↓

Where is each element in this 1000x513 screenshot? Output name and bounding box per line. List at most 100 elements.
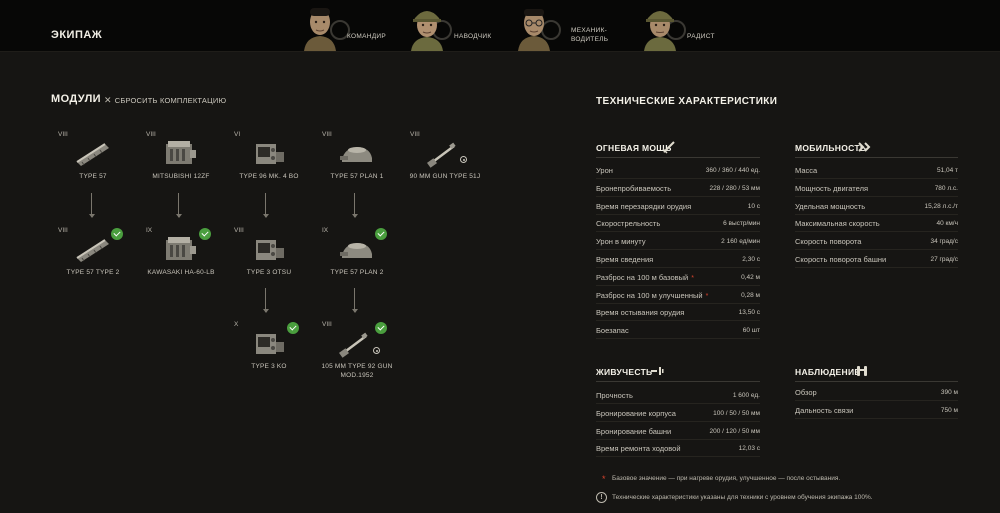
spec-label: Боезапас: [596, 326, 629, 335]
module-gun-2[interactable]: VIII 105 MM TYPE 92 GUN MOD.1952: [321, 321, 392, 381]
modules-title: МОДУЛИ: [51, 93, 101, 105]
spec-label: Время сведения: [596, 255, 653, 264]
upgrade-arrow: [88, 193, 95, 218]
spec-label-text: Урон в минуту: [596, 237, 646, 247]
spec-value: 15,28 л.с./т: [924, 202, 958, 210]
spec-label: Урон: [596, 166, 613, 175]
module-radio-3[interactable]: X TYPE 3 KO: [234, 321, 304, 381]
crew-role-label: НАВОДЧИК: [454, 33, 492, 40]
crew-role-label: РАДИСТ: [687, 33, 715, 40]
module-tier: VIII: [58, 131, 68, 138]
module-engine-1[interactable]: VIII MITSUBISHI 12ZF: [146, 131, 216, 191]
spec-row: Скорость поворота 34 град/с: [795, 233, 959, 251]
crosshair-icon: [460, 156, 467, 163]
survivability-icon: [651, 367, 664, 375]
asterisk-mark: *: [705, 292, 709, 300]
spec-label: Мощность двигателя: [795, 184, 868, 193]
tracks-icon: [76, 239, 109, 262]
upgrade-arrow: [262, 288, 269, 313]
spec-row: Урон 360 / 360 / 440 ед.: [596, 162, 760, 179]
spec-value: 2,30 с: [742, 256, 760, 263]
spec-row: Бронепробиваемость 228 / 280 / 53 мм: [596, 180, 760, 197]
survivability-title: ЖИВУЧЕСТЬ: [596, 367, 653, 377]
firepower-title: ОГНЕВАЯ МОЩЬ: [596, 143, 672, 153]
spec-label-text: Скорость поворота башни: [795, 255, 887, 264]
spec-label: Обзор: [795, 388, 817, 397]
crew-title: ЭКИПАЖ: [51, 29, 103, 41]
spec-label: Скорость поворота башни: [795, 255, 886, 264]
spec-label: Время остывания орудия: [596, 308, 684, 317]
spec-label-text: Бронирование корпуса: [596, 408, 676, 418]
crosshair-icon: [373, 347, 380, 354]
tracks-icon: [76, 143, 109, 166]
spec-label-text: Обзор: [795, 388, 817, 397]
spec-row: Удельная мощность 15,28 л.с./т: [795, 198, 958, 215]
reset-label: СБРОСИТЬ КОМПЛЕКТАЦИЮ: [114, 96, 227, 105]
spec-value: 0,42 м: [741, 273, 760, 281]
module-tracks-2[interactable]: VIII TYPE 57 TYPE 2: [58, 227, 128, 287]
spec-label-text: Бронепробиваемость: [596, 183, 672, 193]
spec-row: Время перезарядки орудия 10 с: [596, 198, 760, 215]
reset-configuration-button[interactable]: ✕ СБРОСИТЬ КОМПЛЕКТАЦИЮ: [104, 95, 226, 106]
module-name: TYPE 57 PLAN 2: [330, 269, 384, 276]
module-tier: X: [234, 321, 239, 328]
divider: [795, 381, 958, 382]
spec-value: 34 град/с: [930, 238, 959, 246]
crew-member-commander[interactable]: КОМАНДИР: [300, 4, 386, 51]
spec-value: 200 / 120 / 50 мм: [709, 427, 761, 435]
spec-label-text: Разброс на 100 м базовый: [596, 272, 689, 282]
spec-value: 0,28 м: [741, 291, 760, 299]
crew-bar: ЭКИПАЖ КОМАНДИР НАВОДЧИК МЕХАНИК- ВОДИТЕ…: [0, 0, 1000, 52]
module-name: 90 MM GUN TYPE 51J: [409, 173, 481, 180]
spec-label: Удельная мощность: [795, 202, 865, 211]
module-tier: IX: [322, 227, 329, 234]
binoculars-icon: [857, 366, 867, 376]
module-tier: VI: [234, 131, 241, 138]
spec-label: Урон в минуту: [596, 237, 646, 246]
crew-member-driver[interactable]: МЕХАНИК- ВОДИТЕЛЬ: [514, 4, 608, 51]
spec-row: Максимальная скорость 40 км/ч: [795, 215, 958, 233]
module-turret-2[interactable]: IX TYPE 57 PLAN 2: [322, 227, 392, 287]
spec-label: Бронирование башни: [596, 427, 671, 436]
spec-row: Время остывания орудия 13,50 с: [596, 304, 760, 322]
spec-row: Разброс на 100 м улучшенный * 0,28 м: [596, 287, 760, 304]
module-tier: VIII: [146, 131, 156, 138]
spec-row: Дальность связи 750 м: [795, 402, 958, 419]
spec-value: 360 / 360 / 440 ед.: [705, 167, 760, 174]
spec-label-text: Бронирование башни: [596, 426, 672, 436]
radio-module-icon: [256, 240, 284, 260]
spec-value: 390 м: [940, 389, 958, 396]
researched-check-icon: [375, 322, 387, 334]
commander-portrait: [300, 6, 340, 51]
module-name-line2: MOD.1952: [340, 372, 374, 379]
module-radio-1[interactable]: VI TYPE 96 MK. 4 BO: [234, 131, 304, 191]
module-tracks-1[interactable]: VIII TYPE 57: [58, 131, 128, 191]
module-turret-1[interactable]: VIII TYPE 57 PLAN 1: [322, 131, 392, 191]
spec-value: 51,04 т: [936, 167, 958, 174]
engine-icon: [166, 141, 196, 164]
module-engine-2[interactable]: IX KAWASAKI HA-60-LB: [146, 227, 216, 287]
spec-label-text: Разброс на 100 м улучшенный: [596, 290, 703, 300]
researched-check-icon: [375, 228, 387, 240]
spec-label: Максимальная скорость: [795, 219, 880, 228]
spec-row: Скорострельность 6 выстр/мин: [596, 215, 760, 233]
module-gun-1[interactable]: VIII 90 MM GUN TYPE 51J: [410, 131, 480, 191]
crew-member-gunner[interactable]: НАВОДЧИК: [407, 4, 492, 51]
divider: [596, 157, 760, 158]
spec-row: Урон в минуту 2 160 ед/мин: [596, 233, 760, 251]
spec-value: 228 / 280 / 53 мм: [709, 184, 761, 192]
observation-title: НАБЛЮДЕНИЕ: [795, 367, 861, 377]
module-tier: VIII: [322, 131, 332, 138]
spec-row: Разброс на 100 м базовый * 0,42 м: [596, 269, 760, 286]
module-radio-2[interactable]: VIII TYPE 3 OTSU: [234, 227, 304, 287]
mobility-icon: [858, 142, 871, 152]
spec-label: Время ремонта ходовой: [596, 444, 681, 453]
spec-label: Разброс на 100 м улучшенный *: [596, 291, 708, 300]
gunner-portrait: [407, 6, 447, 51]
crew-member-radio[interactable]: РАДИСТ: [640, 4, 720, 51]
spec-label-text: Время перезарядки орудия: [596, 201, 692, 211]
driver-portrait: [514, 6, 554, 51]
researched-check-icon: [287, 322, 299, 334]
footnote-asterisk: *: [602, 474, 606, 484]
spec-label: Масса: [795, 166, 817, 175]
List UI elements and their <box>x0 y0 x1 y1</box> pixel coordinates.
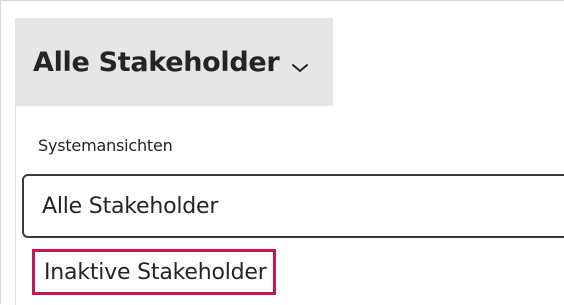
option-inaktive-stakeholder[interactable]: Inaktive Stakeholder <box>32 249 276 295</box>
option-alle-stakeholder[interactable]: Alle Stakeholder <box>22 174 564 238</box>
view-selector-label: Alle Stakeholder <box>33 46 280 78</box>
view-dropdown: Systemansichten Alle Stakeholder Inaktiv… <box>15 106 564 305</box>
chevron-down-icon <box>291 59 309 72</box>
group-header-systemansichten: Systemansichten <box>38 136 173 155</box>
window-frame: Alle Stakeholder Systemansichten Alle St… <box>0 0 564 305</box>
option-label: Inaktive Stakeholder <box>44 259 267 285</box>
view-selector-button[interactable]: Alle Stakeholder <box>15 18 333 106</box>
option-label: Alle Stakeholder <box>42 193 219 219</box>
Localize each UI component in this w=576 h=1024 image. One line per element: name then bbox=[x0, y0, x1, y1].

↑

The exercise:
Reproduce the lines verbatim, from the line with "spec-label: Боезапас: [596, 326, 629, 335]" to the line with "spec-row: Бронепробиваемость 228", both included.

The solution:
spec-label: Боезапас: [596, 326, 629, 335]
module-gun-2[interactable]: VIII 105 MM TYPE 92 GUN MOD.1952: [321, 321, 392, 381]
modules-title: МОДУЛИ: [51, 93, 101, 105]
spec-label: Время сведения: [596, 255, 653, 264]
upgrade-arrow: [88, 193, 95, 218]
spec-label-text: Урон в минуту: [596, 237, 646, 247]
spec-value: 15,28 л.с./т: [924, 202, 958, 210]
spec-label: Урон: [596, 166, 613, 175]
module-radio-3[interactable]: X TYPE 3 KO: [234, 321, 304, 381]
crew-role-label: НАВОДЧИК: [454, 33, 492, 40]
crew-role-label: РАДИСТ: [687, 33, 715, 40]
module-tier: VIII: [58, 131, 68, 138]
module-engine-1[interactable]: VIII MITSUBISHI 12ZF: [146, 131, 216, 191]
spec-row: Скорость поворота 34 град/с: [795, 233, 959, 251]
crosshair-icon: [460, 156, 467, 163]
survivability-icon: [651, 367, 664, 375]
asterisk-mark: *: [705, 292, 709, 300]
spec-label: Мощность двигателя: [795, 184, 868, 193]
tracks-icon: [76, 239, 109, 262]
upgrade-arrow: [262, 288, 269, 313]
spec-row: Урон 360 / 360 / 440 ед.: [596, 162, 760, 179]
spec-value: 2,30 с: [742, 256, 760, 263]
spec-row: Бронепробиваемость 228 / 280 / 53 мм: [596, 180, 760, 197]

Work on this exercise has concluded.